**What to work on**
The material below should be written out in full and exactly; pictures stay out of the copy.

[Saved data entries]
## START
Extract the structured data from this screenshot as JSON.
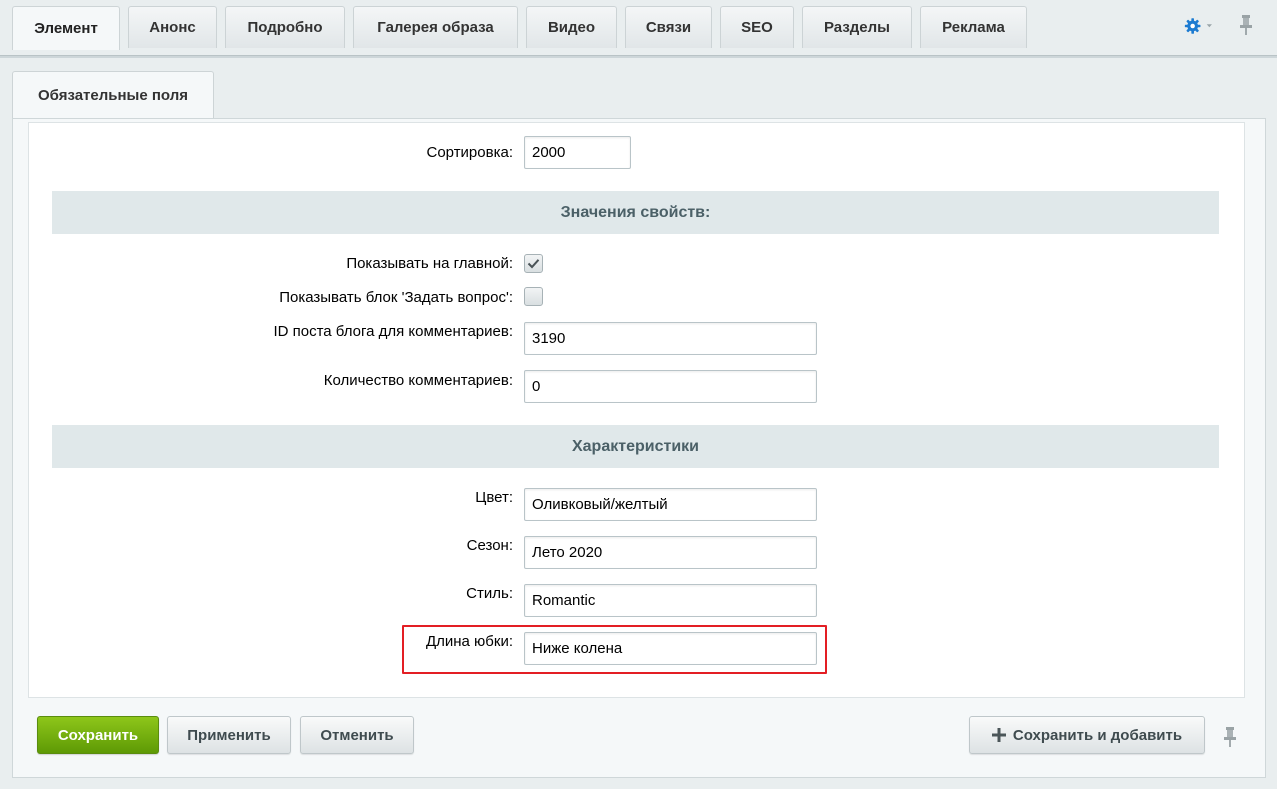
{
  "tabs": [
    {
      "label": "Элемент"
    },
    {
      "label": "Анонс"
    },
    {
      "label": "Подробно"
    },
    {
      "label": "Галерея образа"
    },
    {
      "label": "Видео"
    },
    {
      "label": "Связи"
    },
    {
      "label": "SEO"
    },
    {
      "label": "Разделы"
    },
    {
      "label": "Реклама"
    }
  ],
  "active_tab": "Элемент",
  "toolbar": {
    "settings_icon": "gear-icon",
    "pin_icon": "pin-icon",
    "accent_color": "#1c7bd1"
  },
  "subtab": {
    "label": "Обязательные поля"
  },
  "form": {
    "sort": {
      "label": "Сортировка:",
      "value": "2000"
    },
    "properties_header": "Значения свойств:",
    "show_on_main": {
      "label": "Показывать на главной:",
      "checked": true
    },
    "show_question_block": {
      "label": "Показывать блок 'Задать вопрос':",
      "checked": false
    },
    "blog_post_id": {
      "label": "ID поста блога для комментариев:",
      "value": "3190"
    },
    "comments_count": {
      "label": "Количество комментариев:",
      "value": "0"
    },
    "characteristics_header": "Характеристики",
    "color": {
      "label": "Цвет:",
      "value": "Оливковый/желтый"
    },
    "season": {
      "label": "Сезон:",
      "value": "Лето 2020"
    },
    "style": {
      "label": "Стиль:",
      "value": "Romantic"
    },
    "skirt_length": {
      "label": "Длина юбки:",
      "value": "Ниже колена"
    }
  },
  "highlight_color": "#e31e24",
  "buttons": {
    "save": "Сохранить",
    "apply": "Применить",
    "cancel": "Отменить",
    "save_add": "Сохранить и добавить",
    "save_color": "#6fab0c"
  }
}
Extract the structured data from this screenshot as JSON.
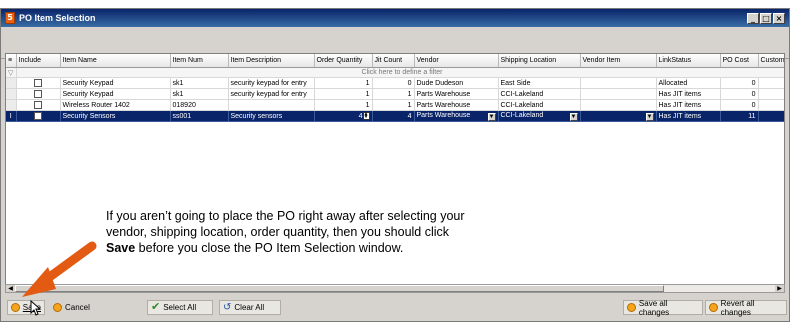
{
  "window": {
    "title": "PO Item Selection",
    "app_icon_glyph": "5",
    "controls": [
      "_",
      "□",
      "×"
    ]
  },
  "grid": {
    "columns": [
      "Include",
      "Item Name",
      "Item Num",
      "Item Description",
      "Order Quantity",
      "Jit Count",
      "Vendor",
      "Shipping Location",
      "Vendor Item",
      "LinkStatus",
      "PO Cost",
      "Custom"
    ],
    "filter_placeholder": "Click here to define a filter",
    "rows": [
      {
        "include": false,
        "item_name": "Security Keypad",
        "item_num": "sk1",
        "item_description": "security keypad for entry",
        "order_quantity": "1",
        "jit_count": "0",
        "vendor": "Dude Dudeson",
        "shipping_location": "East Side",
        "vendor_item": "",
        "link_status": "Allocated",
        "po_cost": "0",
        "custom": "",
        "selected": false
      },
      {
        "include": false,
        "item_name": "Security Keypad",
        "item_num": "sk1",
        "item_description": "security keypad for entry",
        "order_quantity": "1",
        "jit_count": "1",
        "vendor": "Parts Warehouse",
        "shipping_location": "CCI-Lakeland",
        "vendor_item": "",
        "link_status": "Has JIT items",
        "po_cost": "0",
        "custom": "",
        "selected": false
      },
      {
        "include": false,
        "item_name": "Wireless Router 1402",
        "item_num": "018920",
        "item_description": "",
        "order_quantity": "1",
        "jit_count": "1",
        "vendor": "Parts Warehouse",
        "shipping_location": "CCI-Lakeland",
        "vendor_item": "",
        "link_status": "Has JIT items",
        "po_cost": "0",
        "custom": "",
        "selected": false
      },
      {
        "include": false,
        "item_name": "Security Sensors",
        "item_num": "ss001",
        "item_description": "Security sensors",
        "order_quantity": "4",
        "jit_count": "4",
        "vendor": "Parts Warehouse",
        "shipping_location": "CCI-Lakeland",
        "vendor_item": "",
        "link_status": "Has JIT items",
        "po_cost": "11",
        "custom": "",
        "selected": true
      }
    ]
  },
  "buttons": {
    "save": "Save",
    "cancel": "Cancel",
    "select_all": "Select All",
    "clear_all": "Clear All",
    "save_all_changes": "Save all changes",
    "revert_all_changes": "Revert all changes"
  },
  "annotation": {
    "line1": "If you aren’t going to place the PO right away after selecting your",
    "line2": "vendor, shipping location, order quantity, then you should click",
    "line3_bold": "Save",
    "line3_rest": " before you close the PO Item Selection window."
  },
  "colors": {
    "arrow": "#e35a12",
    "selected_row": "#0a246a",
    "titlebar": "#0a246a"
  }
}
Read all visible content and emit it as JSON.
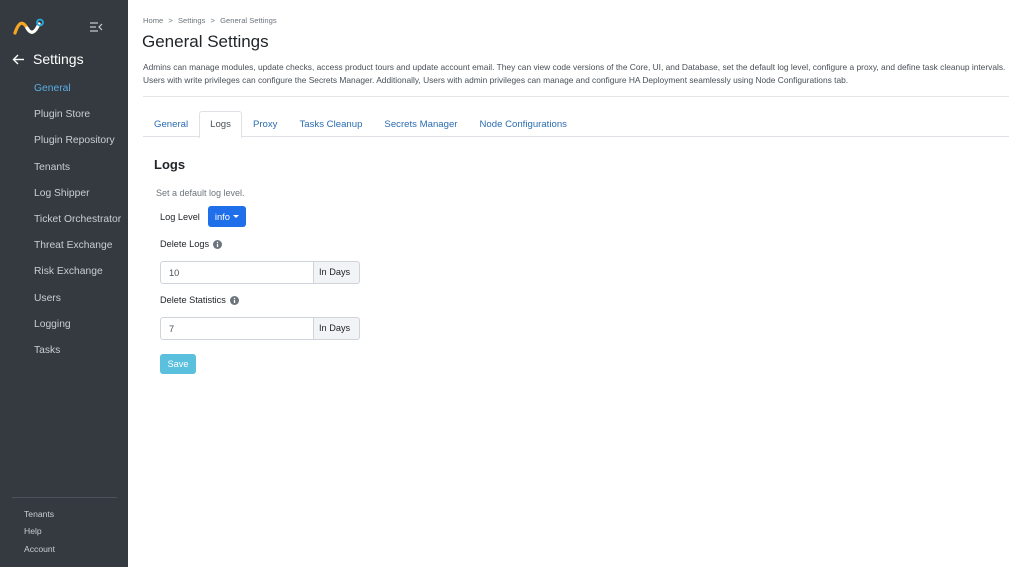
## END
**Response for this exercise**
Extract the structured data from this screenshot as JSON.
{
  "tabs": [
    {
      "label": "Элемент"
    },
    {
      "label": "Анонс"
    },
    {
      "label": "Подробно"
    },
    {
      "label": "Галерея образа"
    },
    {
      "label": "Видео"
    },
    {
      "label": "Связи"
    },
    {
      "label": "SEO"
    },
    {
      "label": "Разделы"
    },
    {
      "label": "Реклама"
    }
  ],
  "active_tab": "Элемент",
  "toolbar": {
    "settings_icon": "gear-icon",
    "pin_icon": "pin-icon",
    "accent_color": "#1c7bd1"
  },
  "subtab": {
    "label": "Обязательные поля"
  },
  "form": {
    "sort": {
      "label": "Сортировка:",
      "value": "2000"
    },
    "properties_header": "Значения свойств:",
    "show_on_main": {
      "label": "Показывать на главной:",
      "checked": true
    },
    "show_question_block": {
      "label": "Показывать блок 'Задать вопрос':",
      "checked": false
    },
    "blog_post_id": {
      "label": "ID поста блога для комментариев:",
      "value": "3190"
    },
    "comments_count": {
      "label": "Количество комментариев:",
      "value": "0"
    },
    "characteristics_header": "Характеристики",
    "color": {
      "label": "Цвет:",
      "value": "Оливковый/желтый"
    },
    "season": {
      "label": "Сезон:",
      "value": "Лето 2020"
    },
    "style": {
      "label": "Стиль:",
      "value": "Romantic"
    },
    "skirt_length": {
      "label": "Длина юбки:",
      "value": "Ниже колена"
    }
  },
  "highlight_color": "#e31e24",
  "buttons": {
    "save": "Сохранить",
    "apply": "Применить",
    "cancel": "Отменить",
    "save_add": "Сохранить и добавить",
    "save_color": "#6fab0c"
  }
}
Extract the structured data from this screenshot as JSON.
{
  "window": {
    "title": "PO Item Selection",
    "app_icon_glyph": "5",
    "controls": [
      "_",
      "□",
      "×"
    ]
  },
  "grid": {
    "columns": [
      "Include",
      "Item Name",
      "Item Num",
      "Item Description",
      "Order Quantity",
      "Jit Count",
      "Vendor",
      "Shipping Location",
      "Vendor Item",
      "LinkStatus",
      "PO Cost",
      "Custom"
    ],
    "filter_placeholder": "Click here to define a filter",
    "rows": [
      {
        "include": false,
        "item_name": "Security Keypad",
        "item_num": "sk1",
        "item_description": "security keypad for entry",
        "order_quantity": "1",
        "jit_count": "0",
        "vendor": "Dude Dudeson",
        "shipping_location": "East Side",
        "vendor_item": "",
        "link_status": "Allocated",
        "po_cost": "0",
        "custom": "",
        "selected": false
      },
      {
        "include": false,
        "item_name": "Security Keypad",
        "item_num": "sk1",
        "item_description": "security keypad for entry",
        "order_quantity": "1",
        "jit_count": "1",
        "vendor": "Parts Warehouse",
        "shipping_location": "CCI-Lakeland",
        "vendor_item": "",
        "link_status": "Has JIT items",
        "po_cost": "0",
        "custom": "",
        "selected": false
      },
      {
        "include": false,
        "item_name": "Wireless Router 1402",
        "item_num": "018920",
        "item_description": "",
        "order_quantity": "1",
        "jit_count": "1",
        "vendor": "Parts Warehouse",
        "shipping_location": "CCI-Lakeland",
        "vendor_item": "",
        "link_status": "Has JIT items",
        "po_cost": "0",
        "custom": "",
        "selected": false
      },
      {
        "include": false,
        "item_name": "Security Sensors",
        "item_num": "ss001",
        "item_description": "Security sensors",
        "order_quantity": "4",
        "jit_count": "4",
        "vendor": "Parts Warehouse",
        "shipping_location": "CCI-Lakeland",
        "vendor_item": "",
        "link_status": "Has JIT items",
        "po_cost": "11",
        "custom": "",
        "selected": true
      }
    ]
  },
  "buttons": {
    "save": "Save",
    "cancel": "Cancel",
    "select_all": "Select All",
    "clear_all": "Clear All",
    "save_all_changes": "Save all changes",
    "revert_all_changes": "Revert all changes"
  },
  "annotation": {
    "line1": "If you aren’t going to place the PO right away after selecting your",
    "line2": "vendor, shipping location, order quantity, then you should click",
    "line3_bold": "Save",
    "line3_rest": " before you close the PO Item Selection window."
  },
  "colors": {
    "arrow": "#e35a12",
    "selected_row": "#0a246a",
    "titlebar": "#0a246a"
  }
}
Read all visible content and emit it as JSON.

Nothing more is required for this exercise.